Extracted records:
━━━━━━━━
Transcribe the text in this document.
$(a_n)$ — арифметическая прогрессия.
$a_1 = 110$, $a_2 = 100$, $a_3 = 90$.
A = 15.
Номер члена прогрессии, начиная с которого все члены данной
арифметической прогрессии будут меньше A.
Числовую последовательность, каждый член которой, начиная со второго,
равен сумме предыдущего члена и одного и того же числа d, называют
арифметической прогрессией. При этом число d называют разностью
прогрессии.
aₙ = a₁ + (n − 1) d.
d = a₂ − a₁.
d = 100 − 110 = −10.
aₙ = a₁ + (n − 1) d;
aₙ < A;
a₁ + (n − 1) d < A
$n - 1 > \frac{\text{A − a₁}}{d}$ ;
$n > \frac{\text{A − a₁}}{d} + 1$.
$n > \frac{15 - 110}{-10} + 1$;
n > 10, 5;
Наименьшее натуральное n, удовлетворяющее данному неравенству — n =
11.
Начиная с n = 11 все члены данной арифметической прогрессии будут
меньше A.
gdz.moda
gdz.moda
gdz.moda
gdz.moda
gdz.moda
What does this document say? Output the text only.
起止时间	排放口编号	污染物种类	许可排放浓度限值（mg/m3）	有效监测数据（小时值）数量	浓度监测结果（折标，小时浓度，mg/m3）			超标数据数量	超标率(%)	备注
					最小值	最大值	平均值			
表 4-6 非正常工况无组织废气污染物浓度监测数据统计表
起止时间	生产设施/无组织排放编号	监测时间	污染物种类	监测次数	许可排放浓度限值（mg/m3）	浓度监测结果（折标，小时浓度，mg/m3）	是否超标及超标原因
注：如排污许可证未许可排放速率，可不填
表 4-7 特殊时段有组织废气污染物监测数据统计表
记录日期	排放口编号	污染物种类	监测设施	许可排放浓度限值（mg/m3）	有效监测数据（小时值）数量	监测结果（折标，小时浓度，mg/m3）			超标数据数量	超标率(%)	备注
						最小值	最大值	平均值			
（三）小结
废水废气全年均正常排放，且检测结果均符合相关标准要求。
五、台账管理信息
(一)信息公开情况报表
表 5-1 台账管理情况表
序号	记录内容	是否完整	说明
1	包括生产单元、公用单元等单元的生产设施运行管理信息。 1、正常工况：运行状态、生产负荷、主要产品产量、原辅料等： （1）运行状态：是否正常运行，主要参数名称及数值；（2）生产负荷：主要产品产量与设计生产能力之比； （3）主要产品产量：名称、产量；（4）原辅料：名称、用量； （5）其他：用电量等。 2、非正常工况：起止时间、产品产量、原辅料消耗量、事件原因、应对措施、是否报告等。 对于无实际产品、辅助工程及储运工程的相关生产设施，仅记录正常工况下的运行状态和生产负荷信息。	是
━━━━━━━━
Working from the material above, retype it in its entirety without change.

Transcribe the text in this document.
$(a_n)$ — арифметическая прогрессия.
$a_1 = 110$, $a_2 = 100$, $a_3 = 90$.
A = 15.
Номер члена прогрессии, начиная с которого все члены данной
арифметической прогрессии будут меньше A.
Числовую последовательность, каждый член которой, начиная со второго,
равен сумме предыдущего члена и одного и того же числа d, называют
арифметической прогрессией. При этом число d называют разностью
прогрессии.
aₙ = a₁ + (n − 1) d.
d = a₂ − a₁.
d = 100 − 110 = −10.
aₙ = a₁ + (n − 1) d;
aₙ < A;
a₁ + (n − 1) d < A
$n - 1 > \frac{\text{A − a₁}}{d}$ ;
$n > \frac{\text{A − a₁}}{d} + 1$.
$n > \frac{15 - 110}{-10} + 1$;
n > 10, 5;
Наименьшее натуральное n, удовлетворяющее данному неравенству — n =
11.
Начиная с n = 11 все члены данной арифметической прогрессии будут
меньше A.
gdz.moda
gdz.moda
gdz.moda
gdz.moda
gdz.moda
What does this document say? Output the text only.
起止时间	排放口编号	污染物种类	许可排放浓度限值（mg/m3）	有效监测数据（小时值）数量	浓度监测结果（折标，小时浓度，mg/m3）			超标数据数量	超标率(%)	备注
					最小值	最大值	平均值			
表 4-6 非正常工况无组织废气污染物浓度监测数据统计表
起止时间	生产设施/无组织排放编号	监测时间	污染物种类	监测次数	许可排放浓度限值（mg/m3）	浓度监测结果（折标，小时浓度，mg/m3）	是否超标及超标原因
注：如排污许可证未许可排放速率，可不填
表 4-7 特殊时段有组织废气污染物监测数据统计表
记录日期	排放口编号	污染物种类	监测设施	许可排放浓度限值（mg/m3）	有效监测数据（小时值）数量	监测结果（折标，小时浓度，mg/m3）			超标数据数量	超标率(%)	备注
						最小值	最大值	平均值			
（三）小结
废水废气全年均正常排放，且检测结果均符合相关标准要求。
五、台账管理信息
(一)信息公开情况报表
表 5-1 台账管理情况表
序号	记录内容	是否完整	说明
1	包括生产单元、公用单元等单元的生产设施运行管理信息。 1、正常工况：运行状态、生产负荷、主要产品产量、原辅料等： （1）运行状态：是否正常运行，主要参数名称及数值；（2）生产负荷：主要产品产量与设计生产能力之比； （3）主要产品产量：名称、产量；（4）原辅料：名称、用量； （5）其他：用电量等。 2、非正常工况：起止时间、产品产量、原辅料消耗量、事件原因、应对措施、是否报告等。 对于无实际产品、辅助工程及储运工程的相关生产设施，仅记录正常工况下的运行状态和生产负荷信息。	是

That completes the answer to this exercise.